> **Aim**: Copy the lines of the data below verbatim, from the line that contains "channel-label: (RED=C2 GRN=C4" through the line that contains "Detect and localize", with both of those lines included.
## start Given data
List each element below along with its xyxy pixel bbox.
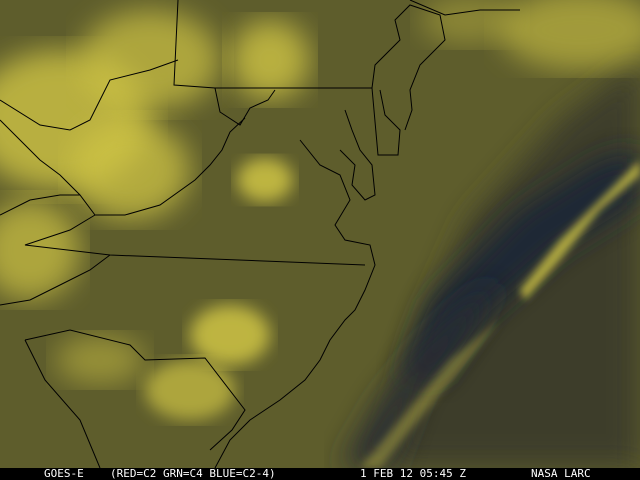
channel-label: (RED=C2 GRN=C4 BLUE=C2-4) bbox=[110, 467, 276, 480]
satellite-map bbox=[0, 0, 640, 468]
credit-label: NASA LARC bbox=[531, 467, 591, 480]
state-boundaries bbox=[0, 0, 520, 468]
image-caption-bar: GOES-E (RED=C2 GRN=C4 BLUE=C2-4) 1 FEB 1… bbox=[0, 468, 640, 480]
datetime-label: 1 FEB 12 05:45 Z bbox=[360, 467, 466, 480]
cloud-cover bbox=[0, 0, 640, 468]
satellite-label: GOES-E bbox=[44, 467, 84, 480]
clear-sky-region bbox=[340, 280, 500, 468]
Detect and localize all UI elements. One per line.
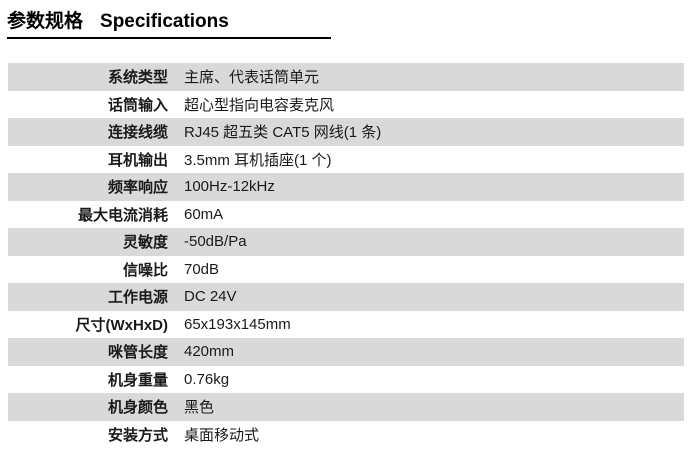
spec-value: RJ45 超五类 CAT5 网线(1 条): [184, 124, 382, 142]
table-row: 机身颜色 黑色: [8, 393, 684, 421]
spec-value: 超心型指向电容麦克风: [184, 96, 335, 114]
table-row: 灵敏度 -50dB/Pa: [8, 228, 684, 256]
spec-label: 灵敏度: [122, 234, 168, 252]
table-row: 信噪比 70dB: [8, 256, 684, 284]
spec-label: 频率响应: [107, 179, 168, 197]
spec-table: 系统类型 主席、代表话筒单元 话筒输入 超心型指向电容麦克风 连接线缆 RJ45…: [8, 63, 684, 448]
spec-label: 咪管长度: [107, 344, 168, 362]
table-row: 系统类型 主席、代表话筒单元: [8, 63, 684, 91]
table-row: 咪管长度 420mm: [8, 338, 684, 366]
page-title: 参数规格 Specifications: [7, 10, 331, 33]
spec-value: 70dB: [184, 260, 220, 278]
table-row: 尺寸(WxHxD) 65x193x145mm: [8, 311, 684, 339]
spec-label: 最大电流消耗: [77, 206, 168, 224]
spec-label: 工作电源: [107, 289, 168, 307]
page-title-block: 参数规格 Specifications: [7, 10, 331, 39]
spec-value: 65x193x145mm: [184, 315, 291, 333]
spec-value: 桌面移动式: [184, 426, 260, 444]
spec-value: 60mA: [184, 205, 224, 223]
page-title-zh: 参数规格: [7, 11, 84, 32]
table-row: 话筒输入 超心型指向电容麦克风: [8, 91, 684, 119]
spec-value: 0.76kg: [184, 370, 230, 388]
spec-value: DC 24V: [184, 288, 237, 306]
spec-value: -50dB/Pa: [184, 233, 247, 251]
specifications-page: 参数规格 Specifications 系统类型 主席、代表话筒单元 话筒输入 超…: [0, 10, 696, 456]
table-row: 频率响应 100Hz-12kHz: [8, 173, 684, 201]
page-title-en: Specifications: [100, 11, 229, 32]
spec-label: 连接线缆: [107, 124, 168, 142]
spec-value: 主席、代表话筒单元: [184, 69, 320, 87]
spec-value: 黑色: [184, 399, 215, 417]
table-row: 连接线缆 RJ45 超五类 CAT5 网线(1 条): [8, 118, 684, 146]
spec-label: 话筒输入: [107, 96, 168, 114]
spec-value: 3.5mm 耳机插座(1 个): [184, 151, 332, 169]
table-row: 耳机输出 3.5mm 耳机插座(1 个): [8, 146, 684, 174]
table-row: 安装方式 桌面移动式: [8, 421, 684, 449]
spec-value: 420mm: [184, 343, 235, 361]
spec-label: 尺寸(WxHxD): [75, 316, 169, 334]
spec-label: 机身重量: [107, 371, 168, 389]
spec-label: 信噪比: [122, 261, 168, 279]
table-row: 最大电流消耗 60mA: [8, 201, 684, 229]
spec-label: 耳机输出: [107, 151, 168, 169]
table-row: 机身重量 0.76kg: [8, 366, 684, 394]
spec-label: 机身颜色: [107, 399, 168, 417]
spec-value: 100Hz-12kHz: [184, 178, 275, 196]
spec-label: 安装方式: [107, 426, 168, 444]
spec-label: 系统类型: [107, 69, 168, 87]
table-row: 工作电源 DC 24V: [8, 283, 684, 311]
## end Given data
> **Completed task**:
channel-label: (RED=C2 GRN=C4 BLUE=C2-4) bbox=[110, 467, 276, 480]
satellite-map bbox=[0, 0, 640, 468]
credit-label: NASA LARC bbox=[531, 467, 591, 480]
state-boundaries bbox=[0, 0, 520, 468]
image-caption-bar: GOES-E (RED=C2 GRN=C4 BLUE=C2-4) 1 FEB 1… bbox=[0, 468, 640, 480]
datetime-label: 1 FEB 12 05:45 Z bbox=[360, 467, 466, 480]
cloud-cover bbox=[0, 0, 640, 468]
satellite-label: GOES-E bbox=[44, 467, 84, 480]
clear-sky-region bbox=[340, 280, 500, 468]
Detect and localize all UI elements. One per line.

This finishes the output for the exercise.